Text block>
The county of Donegal on the North West tip of Ireland can easily be said to contain more rock climbing venues, routes and both climbed and unclimbed rock than the rest of Ireland combined.

With over 3,000 recorded rock climbs on over 170 cliffs including Irelands highest sea stack, Irelands longest rock climb, the largest mountain cliff in Ireland and Irelands longest recorded ice climb as well as many more standard single and multi-pitch venues above the sea, by the road, on the islands and in the mountains. County Donegal currently plays host to several lifetimes of world class rock climbing in some of the most beautiful, remote and unspoilt locations in Ireland. Donegal plays host to many adventurous locations for the exploratory expert rock climber and beginner alike.

The online guide (http://uniqueascent.ie/undiscovered_donegal) is ideally used in conjunction with the printed select guidebook to Donegal, Rock Climbing in Donegal guidebook 2015. Incorporated within this on line guide are 26 free downloadable PDF guidebooks covering the entire county. These free PDFs correspond to the chapters within the printed guidebook and provide a more definitive guide to the rock climbing available at each location.

County Donegal plays host to a lifetime of world class rock climbing in some of the most beautiful, remote and unspoilt locations in Ireland.

Beautiful, remote and unspoilt rock climbing in Donegal

The Mountains of Donegal

The mountains of Donegal stretch across the entire county and provide an enormous amount of climbing with some of the longest mountain routes in Ireland in the Poisoned Glen. The two of the largest ranges are in the centre of the county and comprise of solid weathered mountain granite. The rest of the Donegal Mountains are quartz and are at a slightly lower altitude and closer to the sea and its prevailing south west trade winds.

The Glenveagh national park is a beautiful and impressive place to climb; its main face dominates this huge U shaped valley. It is also Donegal's busiest tourist attraction with a large visitor centre, restaurant and an excellent refurbished Glenveagh Castle. This very busy end of the glen provides the most obvious access to the climbing available in the glen. Simply park and follow the crowds around the visitor attractions, once at the cafe in the castle, continue out along towards the huge loch. From here follow the lochside road for approximately an hour to a small bothy on your left.  Cross the stream by the stepping stones outside the bothy and make a km long rising traverse to the base of the cliff.

Available data>
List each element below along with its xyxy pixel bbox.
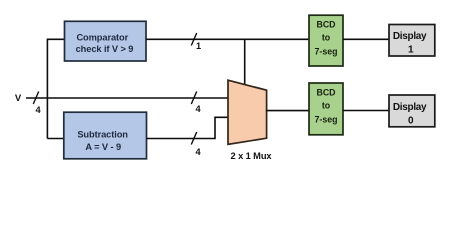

Problem to solve> Using the text on rock climbing in Donegal, explain in one to three sentences why the online guide pairs well with the printed guidebook.

Task output> The online guide includes 26 free downloadable PDF guidebooks that cover the entire county and correspond to the chapters of the printed Rock Climbing in Donegal guidebook 2015. These PDFs give a more definitive guide to the rock climbing available at each location.